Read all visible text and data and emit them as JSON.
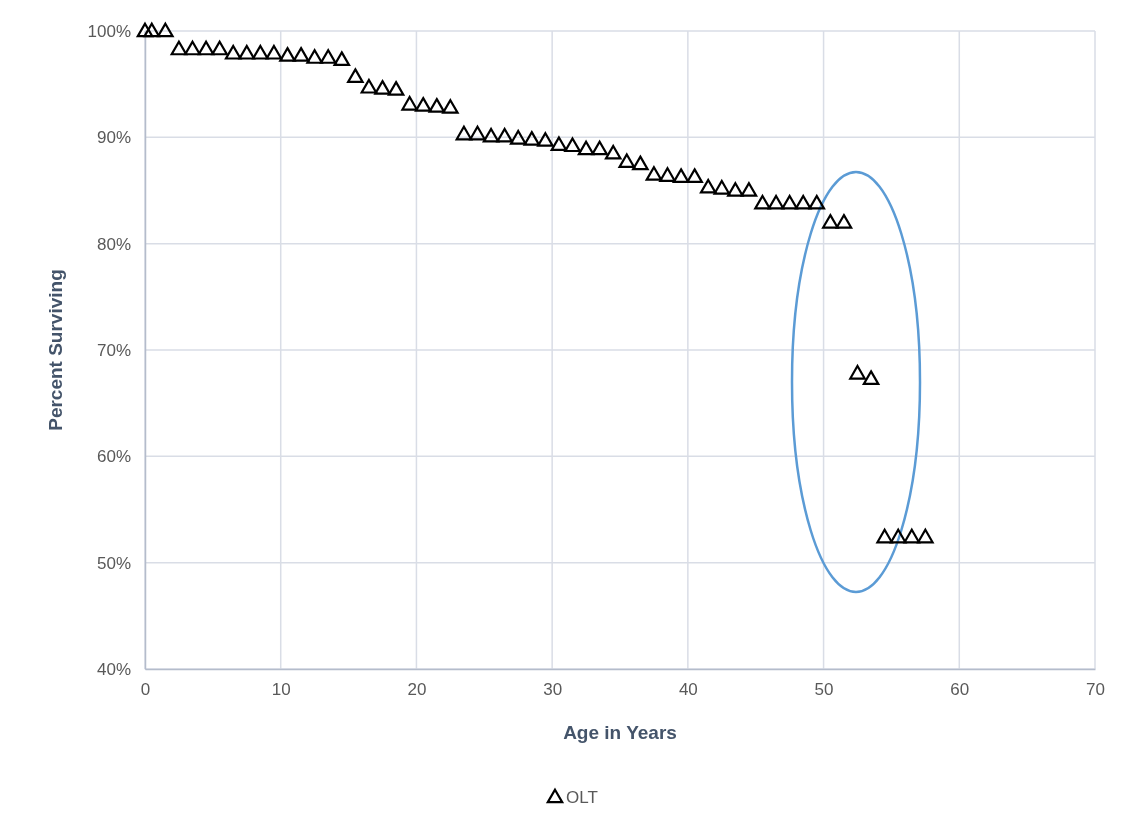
{
  "chart_data": {
    "type": "scatter",
    "xlabel": "Age in Years",
    "ylabel": "Percent Surviving",
    "xlim": [
      0,
      70
    ],
    "xticks": [
      0,
      10,
      20,
      30,
      40,
      50,
      60,
      70
    ],
    "ylim": [
      40,
      100
    ],
    "yticks": [
      {
        "value": 40,
        "label": "40%"
      },
      {
        "value": 50,
        "label": "50%"
      },
      {
        "value": 60,
        "label": "60%"
      },
      {
        "value": 70,
        "label": "70%"
      },
      {
        "value": 80,
        "label": "80%"
      },
      {
        "value": 90,
        "label": "90%"
      },
      {
        "value": 100,
        "label": "100%"
      }
    ],
    "grid": true,
    "legend": "bottom",
    "marker": "triangle",
    "series": [
      {
        "name": "OLT",
        "color": "#000000",
        "x": [
          0,
          0.5,
          1.5,
          2.5,
          3.5,
          4.5,
          5.5,
          6.5,
          7.5,
          8.5,
          9.5,
          10.5,
          11.5,
          12.5,
          13.5,
          14.5,
          15.5,
          16.5,
          17.5,
          18.5,
          19.5,
          20.5,
          21.5,
          22.5,
          23.5,
          24.5,
          25.5,
          26.5,
          27.5,
          28.5,
          29.5,
          30.5,
          31.5,
          32.5,
          33.5,
          34.5,
          35.5,
          36.5,
          37.5,
          38.5,
          39.5,
          40.5,
          41.5,
          42.5,
          43.5,
          44.5,
          45.5,
          46.5,
          47.5,
          48.5,
          49.5,
          50.5,
          51.5,
          52.5,
          53.5,
          54.5,
          55.5,
          56.5,
          57.5
        ],
        "values": [
          100,
          100,
          100,
          98.3,
          98.3,
          98.3,
          98.3,
          97.9,
          97.9,
          97.9,
          97.9,
          97.7,
          97.7,
          97.5,
          97.5,
          97.3,
          95.7,
          94.7,
          94.6,
          94.5,
          93.1,
          93.0,
          92.9,
          92.8,
          90.3,
          90.3,
          90.1,
          90.1,
          89.9,
          89.8,
          89.7,
          89.3,
          89.2,
          88.9,
          88.9,
          88.5,
          87.7,
          87.5,
          86.5,
          86.4,
          86.3,
          86.3,
          85.3,
          85.2,
          85.0,
          85.0,
          83.8,
          83.8,
          83.8,
          83.8,
          83.8,
          82.0,
          82.0,
          67.8,
          67.3,
          52.4,
          52.4,
          52.4,
          52.4
        ]
      }
    ]
  }
}
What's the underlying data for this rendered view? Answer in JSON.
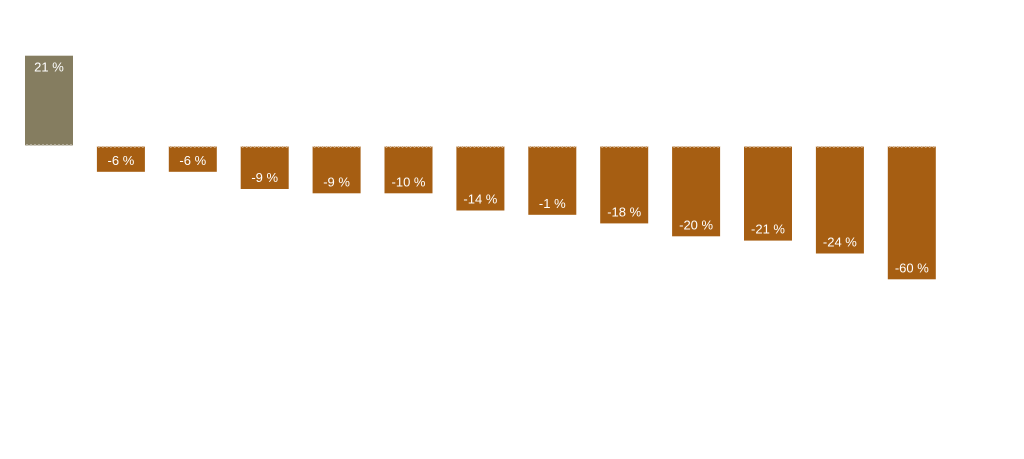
{
  "chart_data": {
    "type": "bar",
    "title": "",
    "xlabel": "",
    "ylabel": "",
    "categories": [
      "",
      "",
      "",
      "",
      "",
      "",
      "",
      "",
      "",
      "",
      "",
      "",
      ""
    ],
    "values": [
      21,
      -6,
      -6,
      -9,
      -9,
      -10,
      -14,
      -1,
      -18,
      -20,
      -21,
      -24,
      -60
    ],
    "value_labels": [
      "21 %",
      "-6 %",
      "-6 %",
      "-9 %",
      "-9 %",
      "-10 %",
      "-14 %",
      "-1 %",
      "-18 %",
      "-20 %",
      "-21 %",
      "-24 %",
      "-60 %"
    ],
    "bar_heights_shown": [
      21,
      -6,
      -6,
      -10,
      -11,
      -11,
      -15,
      -16,
      -18,
      -21,
      -22,
      -25,
      -31
    ],
    "colors": {
      "positive": "#857d60",
      "negative": "#a65e12"
    },
    "grid": false,
    "legend": "none"
  }
}
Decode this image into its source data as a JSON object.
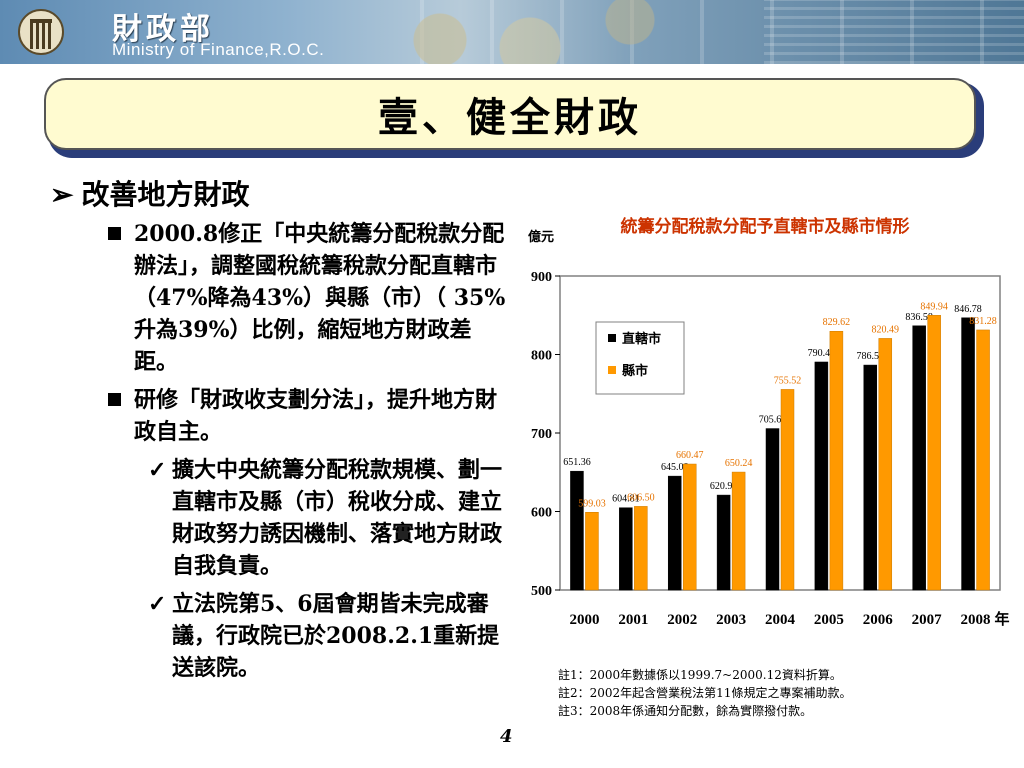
{
  "header": {
    "org_cn": "財政部",
    "org_en": "Ministry of Finance,R.O.C."
  },
  "title": "壹、健全財政",
  "section": {
    "arrow": "➢",
    "heading": "改善地方財政"
  },
  "bullets": [
    {
      "text": "2000.8修正「中央統籌分配稅款分配辦法」，調整國稅統籌稅款分配直轄市（47%降為43%）與縣（市）（ 35%升為39%）比例，縮短地方財政差距。"
    },
    {
      "text": "研修「財政收支劃分法」，提升地方財政自主。",
      "subs": [
        "擴大中央統籌分配稅款規模、劃一直轄市及縣（市）稅收分成、建立財政努力誘因機制、落實地方財政自我負責。",
        "立法院第5、6屆會期皆未完成審議，行政院已於2008.2.1重新提送該院。"
      ]
    }
  ],
  "check_glyph": "✓",
  "chart_data": {
    "type": "bar",
    "title": "統籌分配稅款分配予直轄市及縣市情形",
    "ylabel": "億元",
    "xlabel": "年",
    "categories": [
      "2000",
      "2001",
      "2002",
      "2003",
      "2004",
      "2005",
      "2006",
      "2007",
      "2008"
    ],
    "ylim": [
      500,
      900
    ],
    "yticks": [
      500,
      600,
      700,
      800,
      900
    ],
    "series": [
      {
        "name": "直轄市",
        "color": "#000000",
        "values": [
          651.36,
          604.81,
          645.08,
          620.93,
          705.67,
          790.48,
          786.56,
          836.58,
          846.78
        ]
      },
      {
        "name": "縣市",
        "color": "#ff9900",
        "values": [
          599.03,
          606.5,
          660.47,
          650.24,
          755.52,
          829.62,
          820.49,
          849.94,
          831.28
        ]
      }
    ],
    "value_labels": {
      "series0": [
        "651.36",
        "604.81",
        "645.08",
        "620.93",
        "705.67",
        "790.48",
        "786.56",
        "836.58",
        "846.78"
      ],
      "series1": [
        "599.03",
        "606.50",
        "660.47",
        "650.24",
        "755.52",
        "829.62",
        "820.49",
        "849.94",
        "831.28"
      ]
    },
    "legend_position": "top-left",
    "grid": false
  },
  "notes": [
    "註1：2000年數據係以1999.7~2000.12資料折算。",
    "註2：2002年起含營業稅法第11條規定之專案補助款。",
    "註3：2008年係通知分配數，餘為實際撥付款。"
  ],
  "page_number": "4"
}
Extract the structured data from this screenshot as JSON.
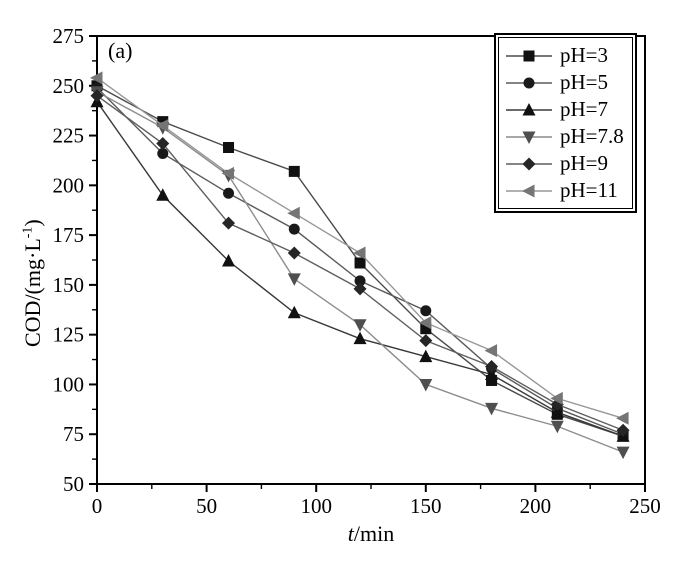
{
  "figure": {
    "panel_label": "(a)",
    "background": "#ffffff",
    "frame_color": "#000000"
  },
  "axis_titles": {
    "ylabel_prefix": "COD/(mg·L",
    "ylabel_sup": "-1",
    "ylabel_suffix": ")",
    "xlabel_italic": "t",
    "xlabel_rest": "/min"
  },
  "chart_data": {
    "type": "line",
    "title": "",
    "xlabel": "t/min",
    "ylabel": "COD/(mg·L-1)",
    "xlim": [
      0,
      250
    ],
    "ylim": [
      50,
      275
    ],
    "x_ticks": [
      0,
      50,
      100,
      150,
      200,
      250
    ],
    "x_minor_ticks": [
      25,
      75,
      125,
      175,
      225
    ],
    "y_ticks": [
      275,
      250,
      225,
      200,
      175,
      150,
      125,
      100,
      75,
      50
    ],
    "y_minor_ticks": [
      262.5,
      237.5,
      212.5,
      187.5,
      162.5,
      137.5,
      112.5,
      87.5,
      62.5
    ],
    "grid": false,
    "legend_position": "top-right",
    "x": [
      0,
      30,
      60,
      90,
      120,
      150,
      180,
      210,
      240
    ],
    "series": [
      {
        "name": "pH=3",
        "marker": "square",
        "marker_color": "#111111",
        "line_color": "#4a4a4a",
        "values": [
          250,
          232,
          219,
          207,
          161,
          128,
          102,
          85,
          74
        ]
      },
      {
        "name": "pH=5",
        "marker": "circle",
        "marker_color": "#1a1a1a",
        "line_color": "#5a5a5a",
        "values": [
          249,
          216,
          196,
          178,
          152,
          137,
          108,
          88,
          75
        ]
      },
      {
        "name": "pH=7",
        "marker": "triangle-up",
        "marker_color": "#111111",
        "line_color": "#383838",
        "values": [
          242,
          195,
          162,
          136,
          123,
          114,
          105,
          86,
          74
        ]
      },
      {
        "name": "pH=7.8",
        "marker": "triangle-down",
        "marker_color": "#4f4f4f",
        "line_color": "#8c8c8c",
        "values": [
          247,
          229,
          205,
          153,
          130,
          100,
          88,
          79,
          66
        ]
      },
      {
        "name": "pH=9",
        "marker": "diamond",
        "marker_color": "#262626",
        "line_color": "#5f5f5f",
        "values": [
          245,
          221,
          181,
          166,
          148,
          122,
          109,
          90,
          77
        ]
      },
      {
        "name": "pH=11",
        "marker": "triangle-left",
        "marker_color": "#757575",
        "line_color": "#979797",
        "values": [
          254,
          230,
          206,
          186,
          166,
          131,
          117,
          93,
          83
        ]
      }
    ]
  }
}
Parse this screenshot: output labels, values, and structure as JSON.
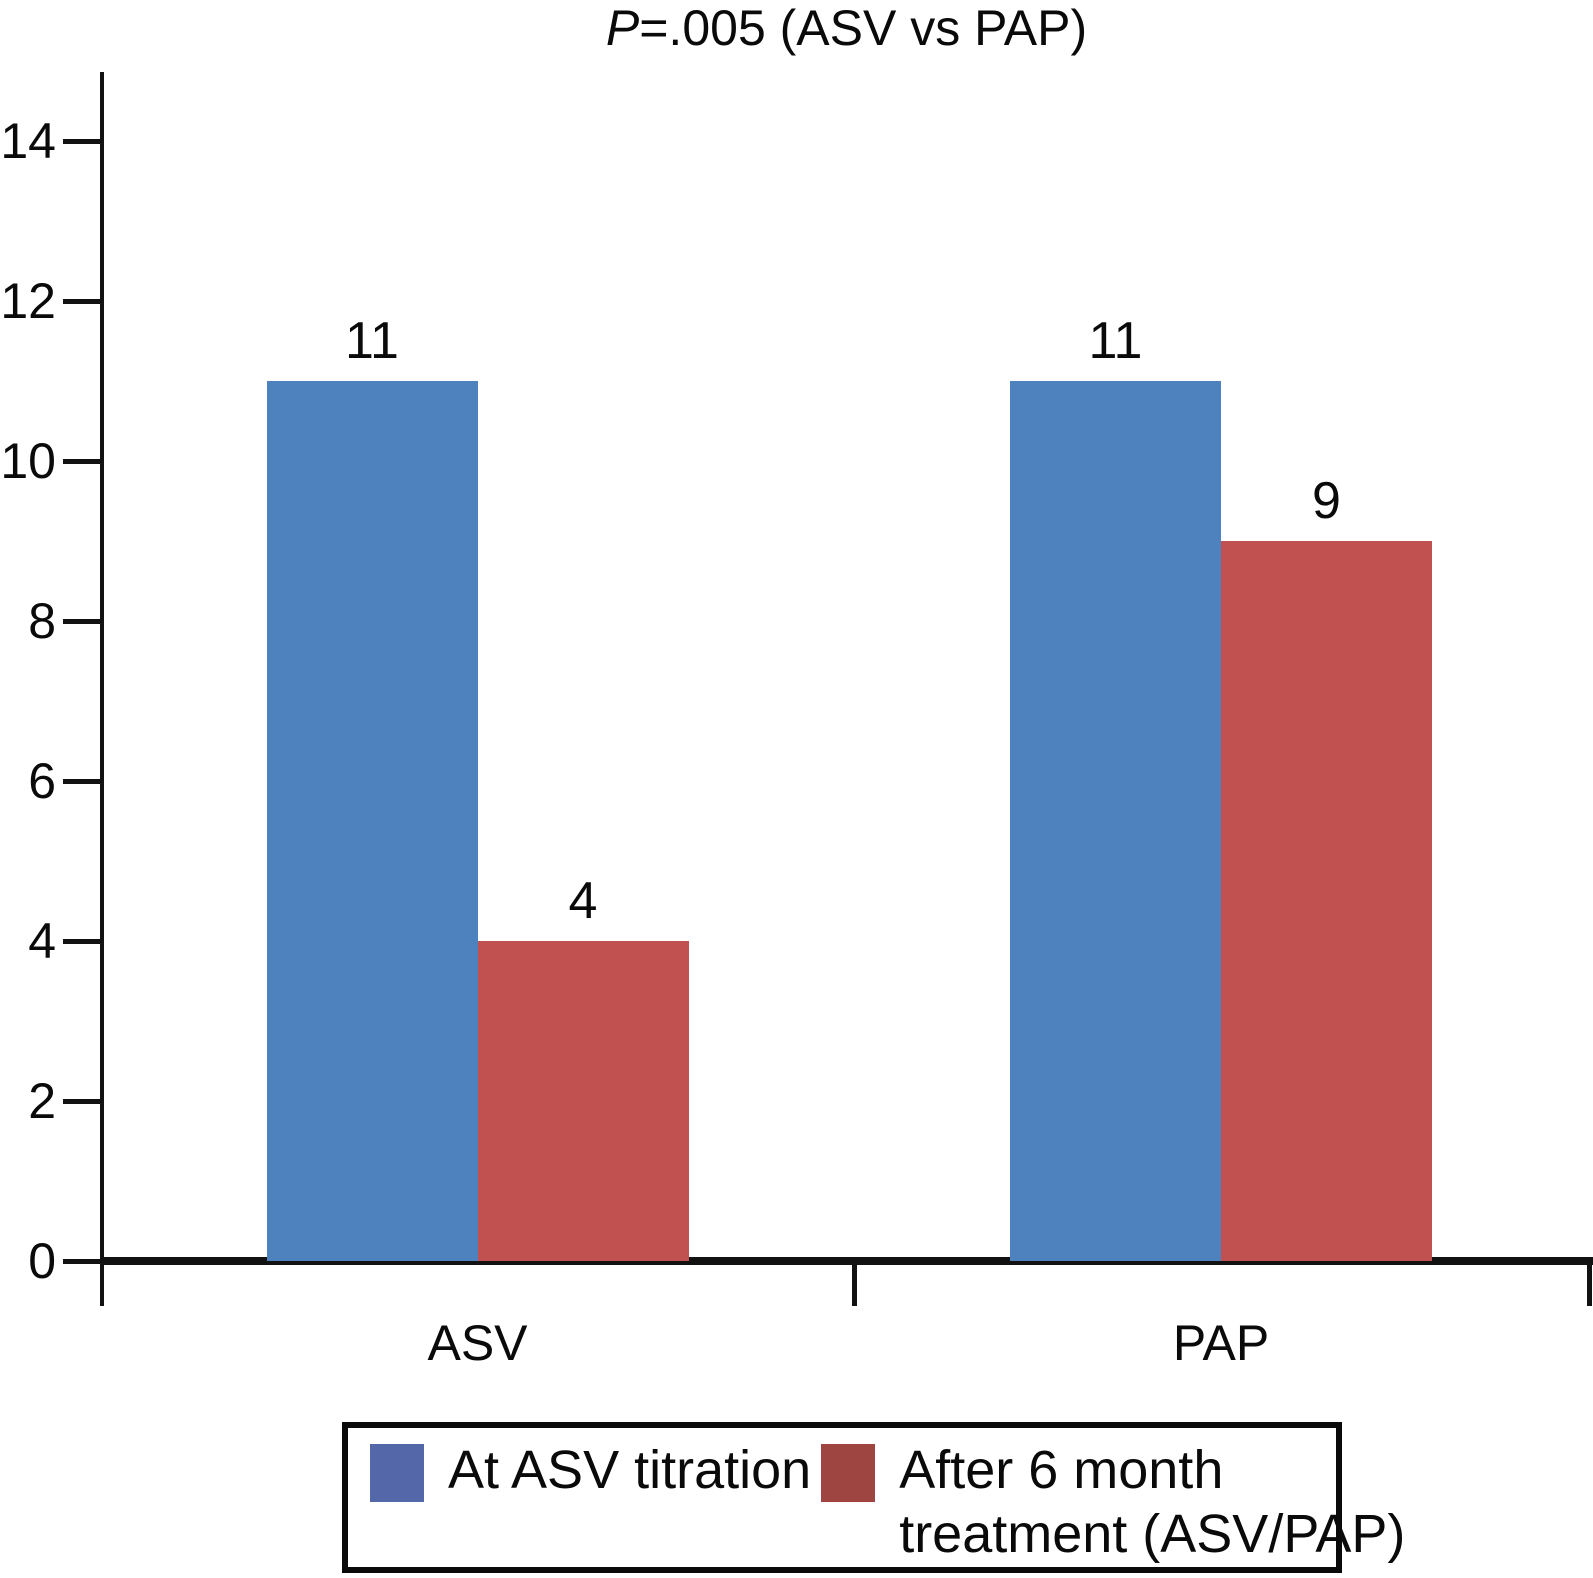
{
  "title": {
    "p": "P",
    "rest": "=.005 (ASV vs PAP)"
  },
  "chart_data": {
    "type": "bar",
    "title": "P=.005 (ASV vs PAP)",
    "categories": [
      "ASV",
      "PAP"
    ],
    "series": [
      {
        "name": "At ASV titration",
        "color": "#4E82BE",
        "values": [
          11,
          11
        ]
      },
      {
        "name": "After 6 month treatment (ASV/PAP)",
        "color": "#C05150",
        "values": [
          4,
          9
        ]
      }
    ],
    "bar_value_labels": [
      [
        11,
        11
      ],
      [
        4,
        9
      ]
    ],
    "ylim": [
      0,
      15
    ],
    "yticks": [
      0,
      2,
      4,
      6,
      8,
      10,
      12,
      14
    ],
    "grid": false,
    "legend_position": "bottom"
  },
  "legend": {
    "items": [
      {
        "color": "#5467A9",
        "lines": [
          "At ASV titration"
        ]
      },
      {
        "color": "#9E4441",
        "lines": [
          "After 6 month",
          "treatment (ASV/PAP)"
        ]
      }
    ]
  }
}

=-=-=

## Exercise prompt
In the lines above, locate the string "left". Copy every line where it occurs.

## Worked solution
    "legend_position": "top-left",
        "marker": "triangle-left",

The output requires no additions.